Records excerpted from a collection:
┄┄┄┄┄┄┄┄┄┄

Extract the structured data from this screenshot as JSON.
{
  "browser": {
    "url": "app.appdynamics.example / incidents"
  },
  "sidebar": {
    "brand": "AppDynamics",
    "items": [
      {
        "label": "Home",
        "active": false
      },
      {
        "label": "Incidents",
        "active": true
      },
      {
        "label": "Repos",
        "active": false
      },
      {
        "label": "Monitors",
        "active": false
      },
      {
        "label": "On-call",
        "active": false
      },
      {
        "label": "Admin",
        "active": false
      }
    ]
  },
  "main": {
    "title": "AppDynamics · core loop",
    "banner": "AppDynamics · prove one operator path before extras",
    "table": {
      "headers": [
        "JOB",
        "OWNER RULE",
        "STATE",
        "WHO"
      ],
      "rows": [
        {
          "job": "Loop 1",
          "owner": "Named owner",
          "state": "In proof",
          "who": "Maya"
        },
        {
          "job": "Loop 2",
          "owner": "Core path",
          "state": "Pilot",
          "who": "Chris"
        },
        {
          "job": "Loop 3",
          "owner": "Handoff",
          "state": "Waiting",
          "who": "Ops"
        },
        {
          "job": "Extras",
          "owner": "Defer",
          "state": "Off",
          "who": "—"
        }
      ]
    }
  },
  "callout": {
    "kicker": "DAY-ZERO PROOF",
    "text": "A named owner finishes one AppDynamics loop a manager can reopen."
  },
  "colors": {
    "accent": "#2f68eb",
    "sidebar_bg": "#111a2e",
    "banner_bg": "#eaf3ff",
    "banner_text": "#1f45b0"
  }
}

┄┄┄┄┄┄┄┄┄┄

The problem:
Quote every record above exactly.

Worked solution:
Extract the structured data from this screenshot as JSON.
{
  "browser": {
    "url": "app.appdynamics.example / incidents"
  },
  "sidebar": {
    "brand": "AppDynamics",
    "items": [
      {
        "label": "Home",
        "active": false
      },
      {
        "label": "Incidents",
        "active": true
      },
      {
        "label": "Repos",
        "active": false
      },
      {
        "label": "Monitors",
        "active": false
      },
      {
        "label": "On-call",
        "active": false
      },
      {
        "label": "Admin",
        "active": false
      }
    ]
  },
  "main": {
    "title": "AppDynamics · core loop",
    "banner": "AppDynamics · prove one operator path before extras",
    "table": {
      "headers": [
        "JOB",
        "OWNER RULE",
        "STATE",
        "WHO"
      ],
      "rows": [
        {
          "job": "Loop 1",
          "owner": "Named owner",
          "state": "In proof",
          "who": "Maya"
        },
        {
          "job": "Loop 2",
          "owner": "Core path",
          "state": "Pilot",
          "who": "Chris"
        },
        {
          "job": "Loop 3",
          "owner": "Handoff",
          "state": "Waiting",
          "who": "Ops"
        },
        {
          "job": "Extras",
          "owner": "Defer",
          "state": "Off",
          "who": "—"
        }
      ]
    }
  },
  "callout": {
    "kicker": "DAY-ZERO PROOF",
    "text": "A named owner finishes one AppDynamics loop a manager can reopen."
  },
  "colors": {
    "accent": "#2f68eb",
    "sidebar_bg": "#111a2e",
    "banner_bg": "#eaf3ff",
    "banner_text": "#1f45b0"
  }
}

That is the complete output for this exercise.